Pictures do not belong in the copy. Return all of the entries exactly.
=====
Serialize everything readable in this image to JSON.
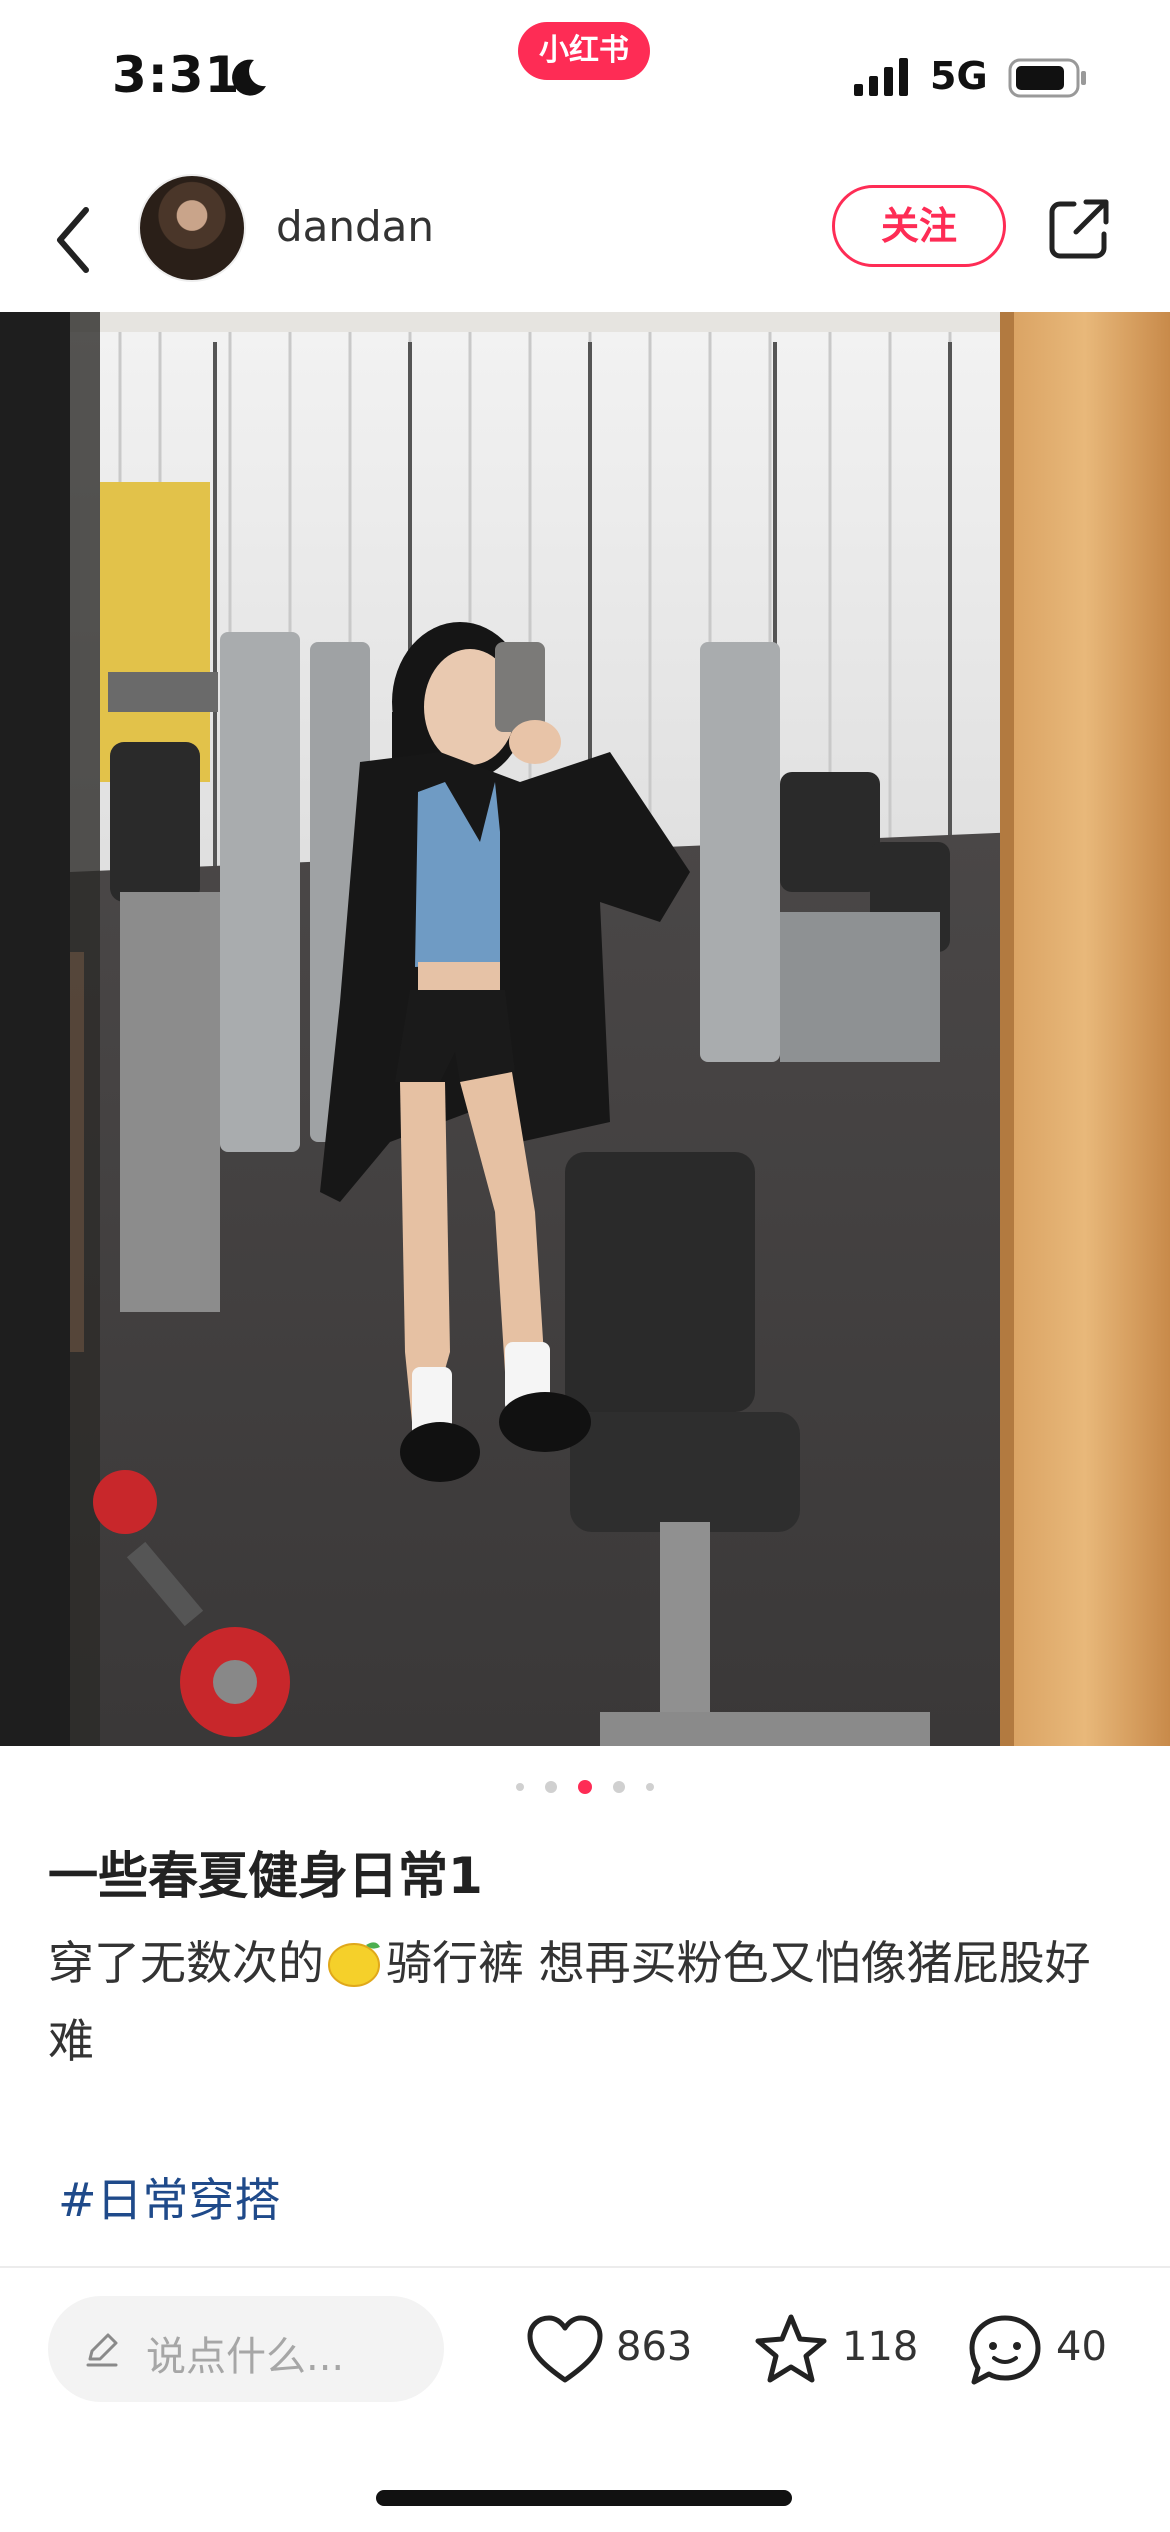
{
  "status_bar": {
    "time": "3:31",
    "app_badge": "小红书",
    "network": "5G",
    "icons": [
      "moon-icon",
      "signal-icon",
      "battery-icon"
    ]
  },
  "nav": {
    "username": "dandan",
    "follow_label": "关注",
    "icons": [
      "back-icon",
      "share-icon"
    ]
  },
  "carousel": {
    "total_pages": 5,
    "current_page": 3
  },
  "post": {
    "title": "一些春夏健身日常1",
    "body_before_emoji": "穿了无数次的",
    "emoji": "lemon-icon",
    "body_after_emoji": "骑行裤 想再买粉色又怕像猪屁股好难",
    "hashtag": "#日常穿搭"
  },
  "bottom_bar": {
    "comment_placeholder": "说点什么...",
    "likes": "863",
    "collects": "118",
    "comments": "40"
  },
  "colors": {
    "accent": "#fe2c55",
    "hashtag": "#1f4a8a",
    "text": "#222222"
  }
}
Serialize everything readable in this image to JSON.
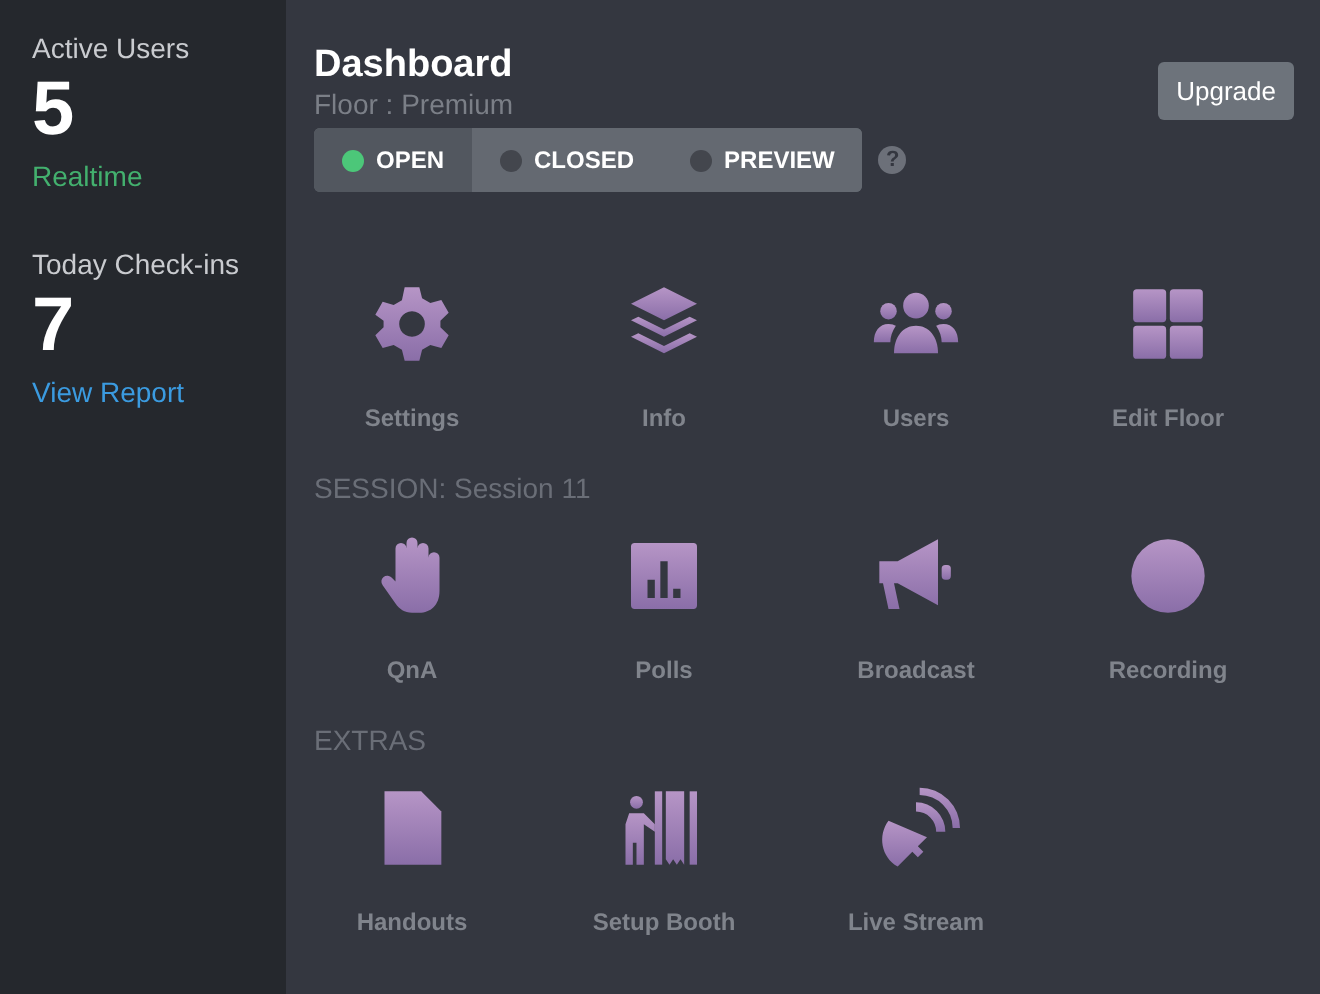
{
  "sidebar": {
    "stats": [
      {
        "label": "Active Users",
        "value": "5",
        "link": "Realtime",
        "kind": "live"
      },
      {
        "label": "Today Check-ins",
        "value": "7",
        "link": "View Report",
        "kind": "report"
      }
    ]
  },
  "header": {
    "title": "Dashboard",
    "subtitle": "Floor : Premium",
    "upgrade_button": "Upgrade"
  },
  "status": [
    {
      "label": "OPEN",
      "selected": true
    },
    {
      "label": "CLOSED",
      "selected": false
    },
    {
      "label": "PREVIEW",
      "selected": false
    }
  ],
  "help": "?",
  "sections": [
    {
      "tiles": [
        "Settings",
        "Info",
        "Users",
        "Edit Floor"
      ]
    },
    {
      "heading": "SESSION: Session 11",
      "tiles": [
        "QnA",
        "Polls",
        "Broadcast",
        "Recording"
      ]
    },
    {
      "heading": "EXTRAS",
      "tiles": [
        "Handouts",
        "Setup Booth",
        "Live Stream"
      ]
    }
  ]
}
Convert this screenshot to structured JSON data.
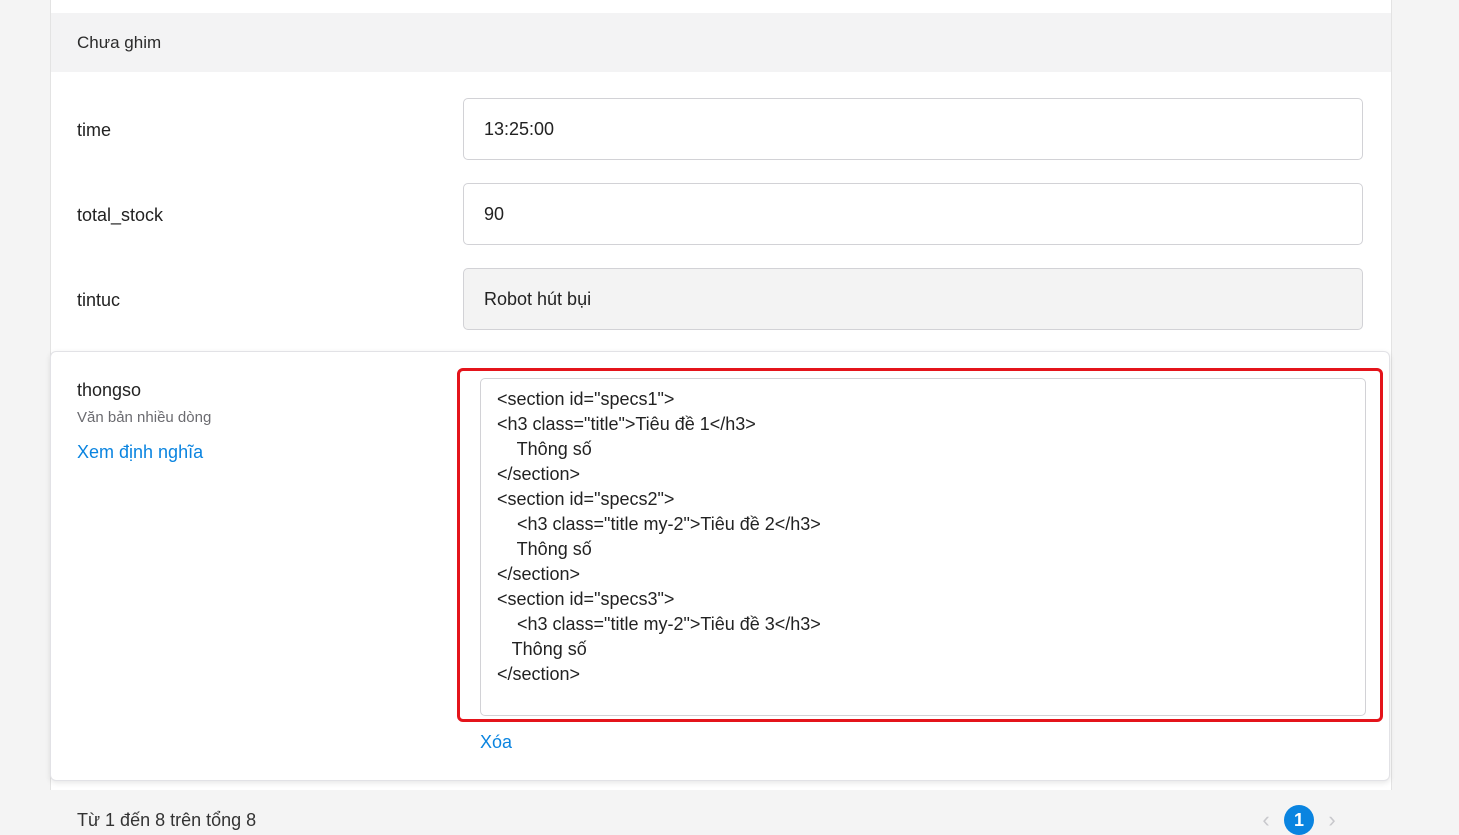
=====
[FINAL RESULT]
Serialize everything readable in this image to JSON.
{
  "status_bar": {
    "time": "3:31",
    "app_badge": "小红书",
    "network": "5G",
    "icons": [
      "moon-icon",
      "signal-icon",
      "battery-icon"
    ]
  },
  "nav": {
    "username": "dandan",
    "follow_label": "关注",
    "icons": [
      "back-icon",
      "share-icon"
    ]
  },
  "carousel": {
    "total_pages": 5,
    "current_page": 3
  },
  "post": {
    "title": "一些春夏健身日常1",
    "body_before_emoji": "穿了无数次的",
    "emoji": "lemon-icon",
    "body_after_emoji": "骑行裤 想再买粉色又怕像猪屁股好难",
    "hashtag": "#日常穿搭"
  },
  "bottom_bar": {
    "comment_placeholder": "说点什么...",
    "likes": "863",
    "collects": "118",
    "comments": "40"
  },
  "colors": {
    "accent": "#fe2c55",
    "hashtag": "#1f4a8a",
    "text": "#222222"
  }
}
Serialize everything readable in this image to JSON.
{
  "sidebar": {
    "stats": [
      {
        "label": "Active Users",
        "value": "5",
        "link": "Realtime",
        "kind": "live"
      },
      {
        "label": "Today Check-ins",
        "value": "7",
        "link": "View Report",
        "kind": "report"
      }
    ]
  },
  "header": {
    "title": "Dashboard",
    "subtitle": "Floor : Premium",
    "upgrade_button": "Upgrade"
  },
  "status": [
    {
      "label": "OPEN",
      "selected": true
    },
    {
      "label": "CLOSED",
      "selected": false
    },
    {
      "label": "PREVIEW",
      "selected": false
    }
  ],
  "help": "?",
  "sections": [
    {
      "tiles": [
        "Settings",
        "Info",
        "Users",
        "Edit Floor"
      ]
    },
    {
      "heading": "SESSION: Session 11",
      "tiles": [
        "QnA",
        "Polls",
        "Broadcast",
        "Recording"
      ]
    },
    {
      "heading": "EXTRAS",
      "tiles": [
        "Handouts",
        "Setup Booth",
        "Live Stream"
      ]
    }
  ]
}
Convert this screenshot to structured JSON data.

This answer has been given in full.